[Data records]
#####
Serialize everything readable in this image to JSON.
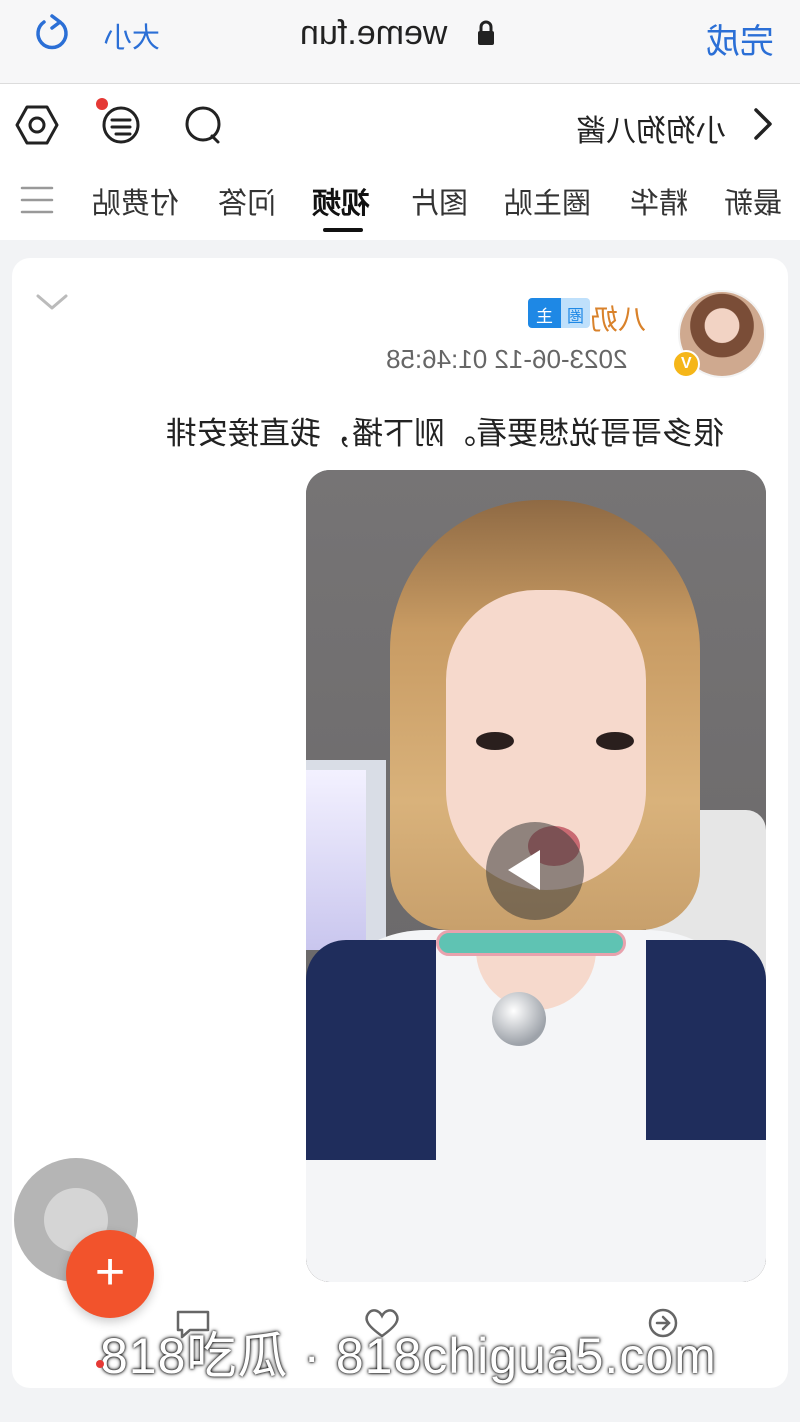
{
  "browser": {
    "done_label": "完成",
    "url": "weme.fun",
    "text_size_label": "大小"
  },
  "header": {
    "title": "小狗狗八酱"
  },
  "tabs": [
    {
      "label": "最新"
    },
    {
      "label": "精华"
    },
    {
      "label": "圈主贴"
    },
    {
      "label": "图片"
    },
    {
      "label": "视频"
    },
    {
      "label": "问答"
    },
    {
      "label": "付费贴"
    }
  ],
  "active_tab": "视频",
  "post": {
    "author": "八奶",
    "badge_main": "主",
    "badge_sub": "圈",
    "verified_mark": "V",
    "timestamp": "2023-06-12 01:46:58",
    "text": "很多哥哥说想要看。刚下播，我直接安排"
  },
  "fab_label": "+",
  "watermark": "818吃瓜 · 818chigua5.com",
  "colors": {
    "accent_blue": "#2b6fd6",
    "author_orange": "#d9822b",
    "fab_orange": "#f2532c"
  }
}
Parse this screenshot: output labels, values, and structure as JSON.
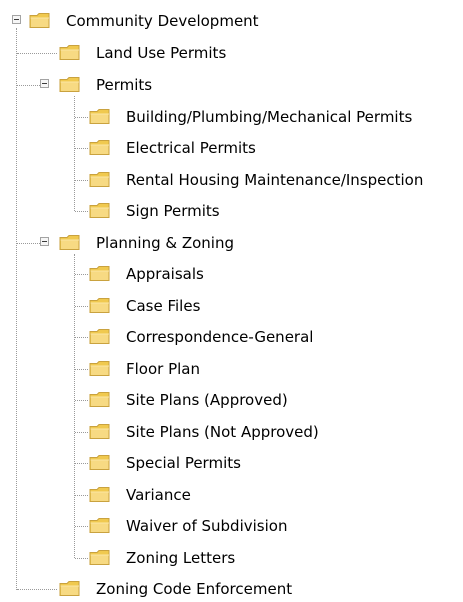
{
  "tree": {
    "root": {
      "label": "Community Development",
      "expanded": true
    },
    "level1": [
      {
        "label": "Land Use Permits"
      },
      {
        "label": "Permits",
        "expanded": true
      },
      {
        "label": "Planning & Zoning",
        "expanded": true
      },
      {
        "label": "Zoning Code Enforcement"
      }
    ],
    "permits_children": [
      {
        "label": "Building/Plumbing/Mechanical Permits"
      },
      {
        "label": "Electrical Permits"
      },
      {
        "label": "Rental Housing Maintenance/Inspection"
      },
      {
        "label": "Sign Permits"
      }
    ],
    "planning_children": [
      {
        "label": "Appraisals"
      },
      {
        "label": "Case Files"
      },
      {
        "label": "Correspondence-General"
      },
      {
        "label": "Floor Plan"
      },
      {
        "label": "Site Plans (Approved)"
      },
      {
        "label": "Site Plans (Not Approved)"
      },
      {
        "label": "Special Permits"
      },
      {
        "label": "Variance"
      },
      {
        "label": "Waiver of Subdivision"
      },
      {
        "label": "Zoning Letters"
      }
    ]
  },
  "colors": {
    "folder_fill": "#f5d67a",
    "folder_edge": "#c9a23f",
    "tree_line": "#9a9a9a"
  }
}
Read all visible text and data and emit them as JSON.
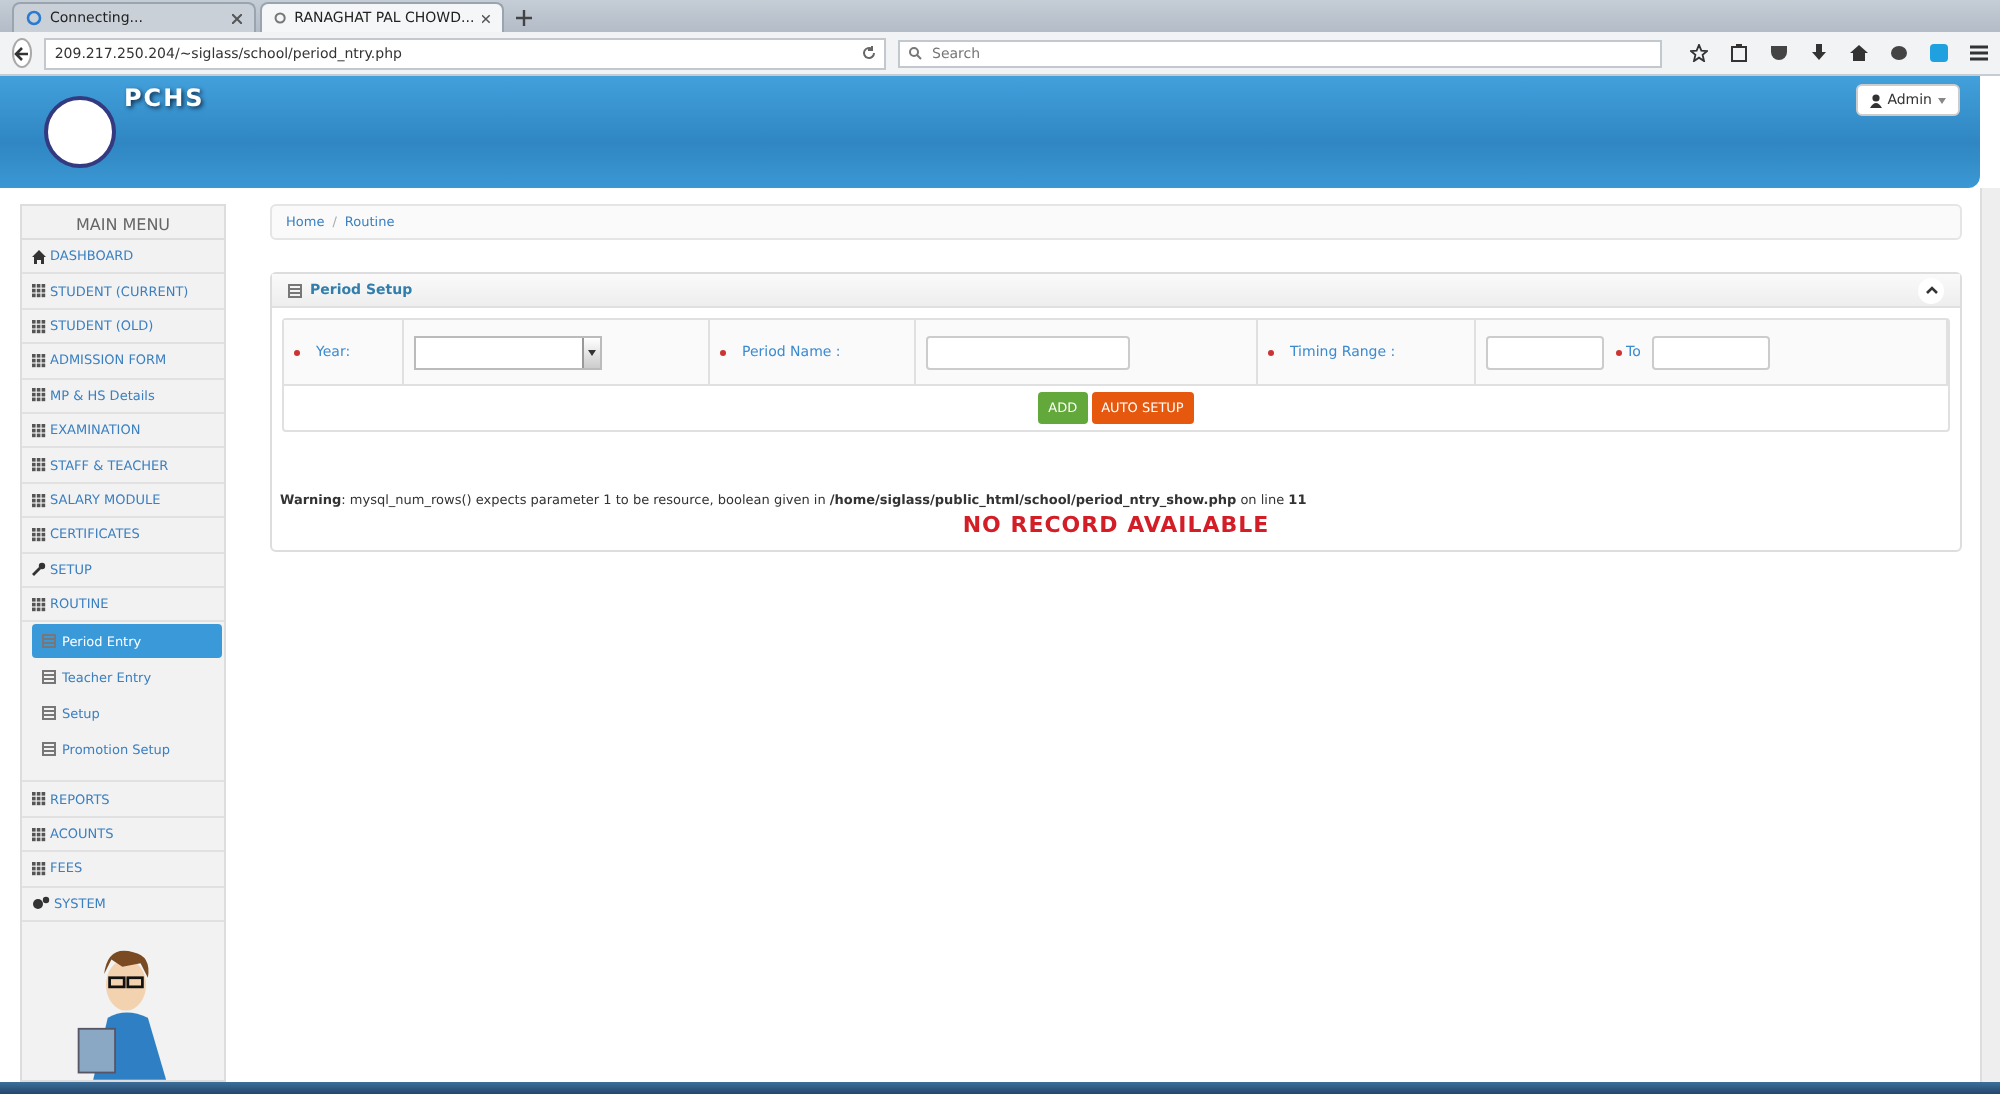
{
  "browser": {
    "tabs": [
      {
        "label": "Connecting...",
        "selected": false
      },
      {
        "label": "RANAGHAT PAL CHOWD...",
        "selected": true
      }
    ],
    "url": "209.217.250.204/~siglass/school/period_ntry.php",
    "search": {
      "placeholder": "Search"
    }
  },
  "header": {
    "logo_text": "PCHS",
    "user_menu": "Admin"
  },
  "sidebar": {
    "title": "MAIN MENU",
    "items": [
      {
        "label": "DASHBOARD",
        "kind": "home"
      },
      {
        "label": "STUDENT (CURRENT)",
        "kind": "grid"
      },
      {
        "label": "STUDENT (OLD)",
        "kind": "grid"
      },
      {
        "label": "ADMISSION FORM",
        "kind": "grid"
      },
      {
        "label": "MP & HS Details",
        "kind": "grid"
      },
      {
        "label": "EXAMINATION",
        "kind": "grid"
      },
      {
        "label": "STAFF & TEACHER",
        "kind": "grid"
      },
      {
        "label": "SALARY MODULE",
        "kind": "grid"
      },
      {
        "label": "CERTIFICATES",
        "kind": "grid"
      },
      {
        "label": "SETUP",
        "kind": "wrench"
      },
      {
        "label": "ROUTINE",
        "kind": "grid",
        "children": [
          {
            "label": "Period Entry",
            "selected": true
          },
          {
            "label": "Teacher Entry",
            "selected": false
          },
          {
            "label": "Setup",
            "selected": false
          },
          {
            "label": "Promotion Setup",
            "selected": false
          }
        ]
      },
      {
        "label": "REPORTS",
        "kind": "grid"
      },
      {
        "label": "ACOUNTS",
        "kind": "grid"
      },
      {
        "label": "FEES",
        "kind": "grid"
      },
      {
        "label": "SYSTEM",
        "kind": "gears"
      }
    ]
  },
  "breadcrumb": {
    "items": [
      "Home",
      "Routine"
    ],
    "separator": "/"
  },
  "panel": {
    "title": "Period Setup",
    "fields": [
      {
        "label": "Year:",
        "kind": "select"
      },
      {
        "label": "Period Name :",
        "kind": "text"
      },
      {
        "label": "Timing Range :",
        "kind": "range",
        "to_label": "To"
      }
    ],
    "buttons": [
      {
        "label": "ADD",
        "kind": "success"
      },
      {
        "label": "AUTO SETUP",
        "kind": "warning"
      }
    ],
    "warning": {
      "label": "Warning",
      "message": ": mysql_num_rows() expects parameter 1 to be resource, boolean given in ",
      "path": "/home/siglass/public_html/school/period_ntry_show.php",
      "line_text": " on line ",
      "line": "11"
    },
    "empty_message": "NO RECORD AVAILABLE"
  }
}
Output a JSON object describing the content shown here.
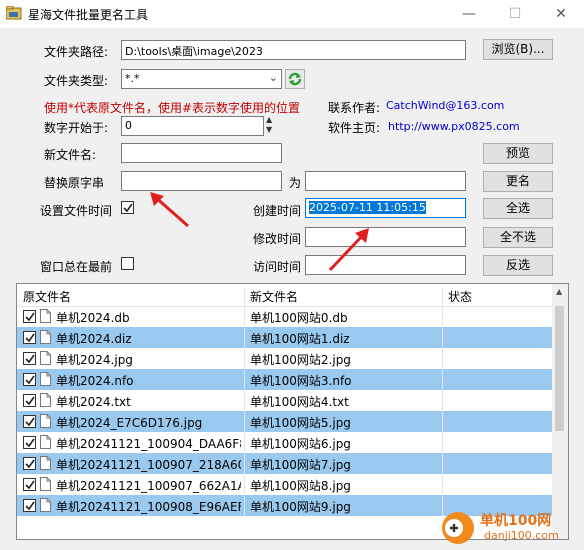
{
  "window": {
    "title": "星海文件批量更名工具",
    "minimize": "—",
    "maximize": "☐",
    "close": "✕"
  },
  "form": {
    "folder_path_label": "文件夹路径:",
    "folder_path_value": "D:\\tools\\桌面\\image\\2023",
    "browse_button": "浏览(B)...",
    "folder_type_label": "文件夹类型:",
    "folder_type_value": "*.*",
    "hint": "使用*代表原文件名，使用#表示数字使用的位置",
    "start_number_label": "数字开始于:",
    "start_number_value": "0",
    "contact_label": "联系作者:",
    "contact_value": "CatchWind@163.com",
    "homepage_label": "软件主页:",
    "homepage_value": "http://www.px0825.com",
    "new_name_label": "新文件名:",
    "new_name_value": "",
    "preview_button": "预览",
    "replace_label": "替换原字串",
    "replace_value": "",
    "to_label": "为",
    "to_value": "",
    "rename_button": "更名",
    "set_time_label": "设置文件时间",
    "set_time_checked": true,
    "created_label": "创建时间",
    "created_value": "2025-07-11 11:05:15",
    "select_all_button": "全选",
    "modified_label": "修改时间",
    "modified_value": "",
    "deselect_all_button": "全不选",
    "always_on_top_label": "窗口总在最前",
    "always_on_top_checked": false,
    "accessed_label": "访问时间",
    "accessed_value": "",
    "invert_button": "反选"
  },
  "list": {
    "columns": [
      "原文件名",
      "新文件名",
      "状态"
    ],
    "rows": [
      {
        "original": "单机2024.db",
        "new": "单机100网站0.db",
        "status": "",
        "selected": false
      },
      {
        "original": "单机2024.diz",
        "new": "单机100网站1.diz",
        "status": "",
        "selected": true
      },
      {
        "original": "单机2024.jpg",
        "new": "单机100网站2.jpg",
        "status": "",
        "selected": false
      },
      {
        "original": "单机2024.nfo",
        "new": "单机100网站3.nfo",
        "status": "",
        "selected": true
      },
      {
        "original": "单机2024.txt",
        "new": "单机100网站4.txt",
        "status": "",
        "selected": false
      },
      {
        "original": "单机2024_E7C6D176.jpg",
        "new": "单机100网站5.jpg",
        "status": "",
        "selected": true
      },
      {
        "original": "单机20241121_100904_DAA6F8...",
        "new": "单机100网站6.jpg",
        "status": "",
        "selected": false
      },
      {
        "original": "单机20241121_100907_218A60...",
        "new": "单机100网站7.jpg",
        "status": "",
        "selected": true
      },
      {
        "original": "单机20241121_100907_662A1A...",
        "new": "单机100网站8.jpg",
        "status": "",
        "selected": false
      },
      {
        "original": "单机20241121_100908_E96AEF...",
        "new": "单机100网站9.jpg",
        "status": "",
        "selected": true
      }
    ]
  },
  "watermark": {
    "name": "单机100网",
    "url": "danji100.com"
  },
  "colors": {
    "selection": "#99c9ef",
    "hint_red": "#c00000",
    "link_blue": "#0000cc",
    "arrow_red": "#e0201e"
  }
}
#####
→ **Set task**: Ignore the images and quote every line of the listing exactly.

→ **Full output**:
Serialize everything readable in this image to JSON.
{
  "browser": {
    "done_label": "完成",
    "url": "weme.fun",
    "text_size_label": "大小"
  },
  "header": {
    "title": "小狗狗八酱"
  },
  "tabs": [
    {
      "label": "最新"
    },
    {
      "label": "精华"
    },
    {
      "label": "圈主贴"
    },
    {
      "label": "图片"
    },
    {
      "label": "视频"
    },
    {
      "label": "问答"
    },
    {
      "label": "付费贴"
    }
  ],
  "active_tab": "视频",
  "post": {
    "author": "八奶",
    "badge_main": "主",
    "badge_sub": "圈",
    "verified_mark": "V",
    "timestamp": "2023-06-12 01:46:58",
    "text": "很多哥哥说想要看。刚下播，我直接安排"
  },
  "fab_label": "+",
  "watermark": "818吃瓜 · 818chigua5.com",
  "colors": {
    "accent_blue": "#2b6fd6",
    "author_orange": "#d9822b",
    "fab_orange": "#f2532c"
  }
}
Parse this screenshot: output labels, values, and structure as JSON.
{
  "tree": {
    "root": {
      "label": "Community Development",
      "expanded": true
    },
    "level1": [
      {
        "label": "Land Use Permits"
      },
      {
        "label": "Permits",
        "expanded": true
      },
      {
        "label": "Planning & Zoning",
        "expanded": true
      },
      {
        "label": "Zoning Code Enforcement"
      }
    ],
    "permits_children": [
      {
        "label": "Building/Plumbing/Mechanical Permits"
      },
      {
        "label": "Electrical Permits"
      },
      {
        "label": "Rental Housing Maintenance/Inspection"
      },
      {
        "label": "Sign Permits"
      }
    ],
    "planning_children": [
      {
        "label": "Appraisals"
      },
      {
        "label": "Case Files"
      },
      {
        "label": "Correspondence-General"
      },
      {
        "label": "Floor Plan"
      },
      {
        "label": "Site Plans (Approved)"
      },
      {
        "label": "Site Plans (Not Approved)"
      },
      {
        "label": "Special Permits"
      },
      {
        "label": "Variance"
      },
      {
        "label": "Waiver of Subdivision"
      },
      {
        "label": "Zoning Letters"
      }
    ]
  },
  "colors": {
    "folder_fill": "#f5d67a",
    "folder_edge": "#c9a23f",
    "tree_line": "#9a9a9a"
  }
}
Read all visible text and data and emit them as JSON.
{
  "browser": {
    "tabs": [
      {
        "label": "Connecting...",
        "selected": false
      },
      {
        "label": "RANAGHAT PAL CHOWD...",
        "selected": true
      }
    ],
    "url": "209.217.250.204/~siglass/school/period_ntry.php",
    "search": {
      "placeholder": "Search"
    }
  },
  "header": {
    "logo_text": "PCHS",
    "user_menu": "Admin"
  },
  "sidebar": {
    "title": "MAIN MENU",
    "items": [
      {
        "label": "DASHBOARD",
        "kind": "home"
      },
      {
        "label": "STUDENT (CURRENT)",
        "kind": "grid"
      },
      {
        "label": "STUDENT (OLD)",
        "kind": "grid"
      },
      {
        "label": "ADMISSION FORM",
        "kind": "grid"
      },
      {
        "label": "MP & HS Details",
        "kind": "grid"
      },
      {
        "label": "EXAMINATION",
        "kind": "grid"
      },
      {
        "label": "STAFF & TEACHER",
        "kind": "grid"
      },
      {
        "label": "SALARY MODULE",
        "kind": "grid"
      },
      {
        "label": "CERTIFICATES",
        "kind": "grid"
      },
      {
        "label": "SETUP",
        "kind": "wrench"
      },
      {
        "label": "ROUTINE",
        "kind": "grid",
        "children": [
          {
            "label": "Period Entry",
            "selected": true
          },
          {
            "label": "Teacher Entry",
            "selected": false
          },
          {
            "label": "Setup",
            "selected": false
          },
          {
            "label": "Promotion Setup",
            "selected": false
          }
        ]
      },
      {
        "label": "REPORTS",
        "kind": "grid"
      },
      {
        "label": "ACOUNTS",
        "kind": "grid"
      },
      {
        "label": "FEES",
        "kind": "grid"
      },
      {
        "label": "SYSTEM",
        "kind": "gears"
      }
    ]
  },
  "breadcrumb": {
    "items": [
      "Home",
      "Routine"
    ],
    "separator": "/"
  },
  "panel": {
    "title": "Period Setup",
    "fields": [
      {
        "label": "Year:",
        "kind": "select"
      },
      {
        "label": "Period Name :",
        "kind": "text"
      },
      {
        "label": "Timing Range :",
        "kind": "range",
        "to_label": "To"
      }
    ],
    "buttons": [
      {
        "label": "ADD",
        "kind": "success"
      },
      {
        "label": "AUTO SETUP",
        "kind": "warning"
      }
    ],
    "warning": {
      "label": "Warning",
      "message": ": mysql_num_rows() expects parameter 1 to be resource, boolean given in ",
      "path": "/home/siglass/public_html/school/period_ntry_show.php",
      "line_text": " on line ",
      "line": "11"
    },
    "empty_message": "NO RECORD AVAILABLE"
  }
}
Output a JSON object describing the content shown here.
{
  "window": {
    "title": "星海文件批量更名工具",
    "minimize": "—",
    "maximize": "☐",
    "close": "✕"
  },
  "form": {
    "folder_path_label": "文件夹路径:",
    "folder_path_value": "D:\\tools\\桌面\\image\\2023",
    "browse_button": "浏览(B)...",
    "folder_type_label": "文件夹类型:",
    "folder_type_value": "*.*",
    "hint": "使用*代表原文件名，使用#表示数字使用的位置",
    "start_number_label": "数字开始于:",
    "start_number_value": "0",
    "contact_label": "联系作者:",
    "contact_value": "CatchWind@163.com",
    "homepage_label": "软件主页:",
    "homepage_value": "http://www.px0825.com",
    "new_name_label": "新文件名:",
    "new_name_value": "",
    "preview_button": "预览",
    "replace_label": "替换原字串",
    "replace_value": "",
    "to_label": "为",
    "to_value": "",
    "rename_button": "更名",
    "set_time_label": "设置文件时间",
    "set_time_checked": true,
    "created_label": "创建时间",
    "created_value": "2025-07-11 11:05:15",
    "select_all_button": "全选",
    "modified_label": "修改时间",
    "modified_value": "",
    "deselect_all_button": "全不选",
    "always_on_top_label": "窗口总在最前",
    "always_on_top_checked": false,
    "accessed_label": "访问时间",
    "accessed_value": "",
    "invert_button": "反选"
  },
  "list": {
    "columns": [
      "原文件名",
      "新文件名",
      "状态"
    ],
    "rows": [
      {
        "original": "单机2024.db",
        "new": "单机100网站0.db",
        "status": "",
        "selected": false
      },
      {
        "original": "单机2024.diz",
        "new": "单机100网站1.diz",
        "status": "",
        "selected": true
      },
      {
        "original": "单机2024.jpg",
        "new": "单机100网站2.jpg",
        "status": "",
        "selected": false
      },
      {
        "original": "单机2024.nfo",
        "new": "单机100网站3.nfo",
        "status": "",
        "selected": true
      },
      {
        "original": "单机2024.txt",
        "new": "单机100网站4.txt",
        "status": "",
        "selected": false
      },
      {
        "original": "单机2024_E7C6D176.jpg",
        "new": "单机100网站5.jpg",
        "status": "",
        "selected": true
      },
      {
        "original": "单机20241121_100904_DAA6F8...",
        "new": "单机100网站6.jpg",
        "status": "",
        "selected": false
      },
      {
        "original": "单机20241121_100907_218A60...",
        "new": "单机100网站7.jpg",
        "status": "",
        "selected": true
      },
      {
        "original": "单机20241121_100907_662A1A...",
        "new": "单机100网站8.jpg",
        "status": "",
        "selected": false
      },
      {
        "original": "单机20241121_100908_E96AEF...",
        "new": "单机100网站9.jpg",
        "status": "",
        "selected": true
      }
    ]
  },
  "watermark": {
    "name": "单机100网",
    "url": "danji100.com"
  },
  "colors": {
    "selection": "#99c9ef",
    "hint_red": "#c00000",
    "link_blue": "#0000cc",
    "arrow_red": "#e0201e"
  }
}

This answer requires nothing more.